| What is needed |
Retype each record shown below, leaving every character as it is.
── Data records ──
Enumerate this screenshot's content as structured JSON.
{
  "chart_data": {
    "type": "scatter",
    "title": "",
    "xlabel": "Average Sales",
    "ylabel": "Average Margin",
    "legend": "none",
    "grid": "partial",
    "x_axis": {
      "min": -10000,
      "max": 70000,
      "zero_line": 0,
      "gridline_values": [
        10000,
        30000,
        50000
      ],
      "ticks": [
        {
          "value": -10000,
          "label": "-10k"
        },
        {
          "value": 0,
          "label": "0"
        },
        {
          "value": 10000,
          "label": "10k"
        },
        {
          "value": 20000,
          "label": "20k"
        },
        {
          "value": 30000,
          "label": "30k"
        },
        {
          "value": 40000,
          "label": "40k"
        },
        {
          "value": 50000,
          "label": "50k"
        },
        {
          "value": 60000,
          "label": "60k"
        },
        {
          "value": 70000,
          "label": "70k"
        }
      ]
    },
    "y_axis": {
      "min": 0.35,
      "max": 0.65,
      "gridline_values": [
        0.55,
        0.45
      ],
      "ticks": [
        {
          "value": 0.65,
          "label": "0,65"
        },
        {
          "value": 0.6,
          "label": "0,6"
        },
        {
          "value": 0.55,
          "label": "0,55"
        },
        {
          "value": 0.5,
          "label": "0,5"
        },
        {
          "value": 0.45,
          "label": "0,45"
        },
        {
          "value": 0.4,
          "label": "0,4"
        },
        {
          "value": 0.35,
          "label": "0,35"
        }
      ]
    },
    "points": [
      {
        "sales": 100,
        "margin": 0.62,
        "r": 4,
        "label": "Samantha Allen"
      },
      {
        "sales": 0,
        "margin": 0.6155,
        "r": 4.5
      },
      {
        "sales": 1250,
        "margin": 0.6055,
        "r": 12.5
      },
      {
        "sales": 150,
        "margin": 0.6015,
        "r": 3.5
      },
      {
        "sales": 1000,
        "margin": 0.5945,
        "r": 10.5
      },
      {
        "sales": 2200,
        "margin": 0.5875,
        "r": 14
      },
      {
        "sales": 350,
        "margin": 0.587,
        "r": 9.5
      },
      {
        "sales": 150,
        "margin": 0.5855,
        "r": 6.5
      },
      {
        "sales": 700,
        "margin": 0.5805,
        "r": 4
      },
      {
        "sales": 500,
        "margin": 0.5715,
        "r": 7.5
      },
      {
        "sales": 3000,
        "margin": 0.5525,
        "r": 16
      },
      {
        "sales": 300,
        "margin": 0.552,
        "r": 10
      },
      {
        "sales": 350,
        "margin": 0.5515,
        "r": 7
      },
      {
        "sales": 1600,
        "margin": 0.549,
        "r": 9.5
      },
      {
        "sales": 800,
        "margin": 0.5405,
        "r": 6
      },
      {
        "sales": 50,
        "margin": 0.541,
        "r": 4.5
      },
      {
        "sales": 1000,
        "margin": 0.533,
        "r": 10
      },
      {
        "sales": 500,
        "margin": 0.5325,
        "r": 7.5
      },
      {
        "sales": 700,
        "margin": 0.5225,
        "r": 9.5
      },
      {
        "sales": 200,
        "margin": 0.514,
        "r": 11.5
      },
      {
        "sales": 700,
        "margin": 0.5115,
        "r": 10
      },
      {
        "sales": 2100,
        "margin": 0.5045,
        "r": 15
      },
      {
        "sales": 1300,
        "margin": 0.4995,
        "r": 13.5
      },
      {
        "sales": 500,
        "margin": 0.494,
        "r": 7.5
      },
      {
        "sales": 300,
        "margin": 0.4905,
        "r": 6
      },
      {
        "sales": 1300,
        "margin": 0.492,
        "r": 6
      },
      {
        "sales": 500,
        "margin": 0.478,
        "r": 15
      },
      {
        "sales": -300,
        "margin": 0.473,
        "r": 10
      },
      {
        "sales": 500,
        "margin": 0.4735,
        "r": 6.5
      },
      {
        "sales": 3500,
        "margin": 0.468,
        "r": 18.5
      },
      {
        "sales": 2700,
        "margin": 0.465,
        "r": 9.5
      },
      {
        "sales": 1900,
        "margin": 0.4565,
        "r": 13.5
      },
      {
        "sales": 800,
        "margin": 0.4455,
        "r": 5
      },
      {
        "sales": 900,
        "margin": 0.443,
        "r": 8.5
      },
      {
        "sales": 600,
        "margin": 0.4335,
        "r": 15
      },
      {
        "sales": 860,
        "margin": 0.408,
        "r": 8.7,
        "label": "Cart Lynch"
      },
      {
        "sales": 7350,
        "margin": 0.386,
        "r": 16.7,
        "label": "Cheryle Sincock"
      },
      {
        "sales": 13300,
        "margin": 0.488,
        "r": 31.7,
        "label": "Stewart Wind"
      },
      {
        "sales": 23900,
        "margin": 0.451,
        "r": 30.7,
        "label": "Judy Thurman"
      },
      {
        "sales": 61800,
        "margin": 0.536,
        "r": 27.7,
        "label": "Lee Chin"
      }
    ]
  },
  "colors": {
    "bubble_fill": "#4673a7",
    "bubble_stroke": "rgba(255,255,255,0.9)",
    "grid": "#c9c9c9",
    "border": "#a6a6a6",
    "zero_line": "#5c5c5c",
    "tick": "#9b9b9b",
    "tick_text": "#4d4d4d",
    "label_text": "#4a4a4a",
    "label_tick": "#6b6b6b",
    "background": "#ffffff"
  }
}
───
| Answer |
Enumerate this screenshot's content as structured JSON.
{
  "chart_data": {
    "type": "scatter",
    "title": "",
    "xlabel": "Average Sales",
    "ylabel": "Average Margin",
    "legend": "none",
    "grid": "partial",
    "x_axis": {
      "min": -10000,
      "max": 70000,
      "zero_line": 0,
      "gridline_values": [
        10000,
        30000,
        50000
      ],
      "ticks": [
        {
          "value": -10000,
          "label": "-10k"
        },
        {
          "value": 0,
          "label": "0"
        },
        {
          "value": 10000,
          "label": "10k"
        },
        {
          "value": 20000,
          "label": "20k"
        },
        {
          "value": 30000,
          "label": "30k"
        },
        {
          "value": 40000,
          "label": "40k"
        },
        {
          "value": 50000,
          "label": "50k"
        },
        {
          "value": 60000,
          "label": "60k"
        },
        {
          "value": 70000,
          "label": "70k"
        }
      ]
    },
    "y_axis": {
      "min": 0.35,
      "max": 0.65,
      "gridline_values": [
        0.55,
        0.45
      ],
      "ticks": [
        {
          "value": 0.65,
          "label": "0,65"
        },
        {
          "value": 0.6,
          "label": "0,6"
        },
        {
          "value": 0.55,
          "label": "0,55"
        },
        {
          "value": 0.5,
          "label": "0,5"
        },
        {
          "value": 0.45,
          "label": "0,45"
        },
        {
          "value": 0.4,
          "label": "0,4"
        },
        {
          "value": 0.35,
          "label": "0,35"
        }
      ]
    },
    "points": [
      {
        "sales": 100,
        "margin": 0.62,
        "r": 4,
        "label": "Samantha Allen"
      },
      {
        "sales": 0,
        "margin": 0.6155,
        "r": 4.5
      },
      {
        "sales": 1250,
        "margin": 0.6055,
        "r": 12.5
      },
      {
        "sales": 150,
        "margin": 0.6015,
        "r": 3.5
      },
      {
        "sales": 1000,
        "margin": 0.5945,
        "r": 10.5
      },
      {
        "sales": 2200,
        "margin": 0.5875,
        "r": 14
      },
      {
        "sales": 350,
        "margin": 0.587,
        "r": 9.5
      },
      {
        "sales": 150,
        "margin": 0.5855,
        "r": 6.5
      },
      {
        "sales": 700,
        "margin": 0.5805,
        "r": 4
      },
      {
        "sales": 500,
        "margin": 0.5715,
        "r": 7.5
      },
      {
        "sales": 3000,
        "margin": 0.5525,
        "r": 16
      },
      {
        "sales": 300,
        "margin": 0.552,
        "r": 10
      },
      {
        "sales": 350,
        "margin": 0.5515,
        "r": 7
      },
      {
        "sales": 1600,
        "margin": 0.549,
        "r": 9.5
      },
      {
        "sales": 800,
        "margin": 0.5405,
        "r": 6
      },
      {
        "sales": 50,
        "margin": 0.541,
        "r": 4.5
      },
      {
        "sales": 1000,
        "margin": 0.533,
        "r": 10
      },
      {
        "sales": 500,
        "margin": 0.5325,
        "r": 7.5
      },
      {
        "sales": 700,
        "margin": 0.5225,
        "r": 9.5
      },
      {
        "sales": 200,
        "margin": 0.514,
        "r": 11.5
      },
      {
        "sales": 700,
        "margin": 0.5115,
        "r": 10
      },
      {
        "sales": 2100,
        "margin": 0.5045,
        "r": 15
      },
      {
        "sales": 1300,
        "margin": 0.4995,
        "r": 13.5
      },
      {
        "sales": 500,
        "margin": 0.494,
        "r": 7.5
      },
      {
        "sales": 300,
        "margin": 0.4905,
        "r": 6
      },
      {
        "sales": 1300,
        "margin": 0.492,
        "r": 6
      },
      {
        "sales": 500,
        "margin": 0.478,
        "r": 15
      },
      {
        "sales": -300,
        "margin": 0.473,
        "r": 10
      },
      {
        "sales": 500,
        "margin": 0.4735,
        "r": 6.5
      },
      {
        "sales": 3500,
        "margin": 0.468,
        "r": 18.5
      },
      {
        "sales": 2700,
        "margin": 0.465,
        "r": 9.5
      },
      {
        "sales": 1900,
        "margin": 0.4565,
        "r": 13.5
      },
      {
        "sales": 800,
        "margin": 0.4455,
        "r": 5
      },
      {
        "sales": 900,
        "margin": 0.443,
        "r": 8.5
      },
      {
        "sales": 600,
        "margin": 0.4335,
        "r": 15
      },
      {
        "sales": 860,
        "margin": 0.408,
        "r": 8.7,
        "label": "Cart Lynch"
      },
      {
        "sales": 7350,
        "margin": 0.386,
        "r": 16.7,
        "label": "Cheryle Sincock"
      },
      {
        "sales": 13300,
        "margin": 0.488,
        "r": 31.7,
        "label": "Stewart Wind"
      },
      {
        "sales": 23900,
        "margin": 0.451,
        "r": 30.7,
        "label": "Judy Thurman"
      },
      {
        "sales": 61800,
        "margin": 0.536,
        "r": 27.7,
        "label": "Lee Chin"
      }
    ]
  },
  "colors": {
    "bubble_fill": "#4673a7",
    "bubble_stroke": "rgba(255,255,255,0.9)",
    "grid": "#c9c9c9",
    "border": "#a6a6a6",
    "zero_line": "#5c5c5c",
    "tick": "#9b9b9b",
    "tick_text": "#4d4d4d",
    "label_text": "#4a4a4a",
    "label_tick": "#6b6b6b",
    "background": "#ffffff"
  }
}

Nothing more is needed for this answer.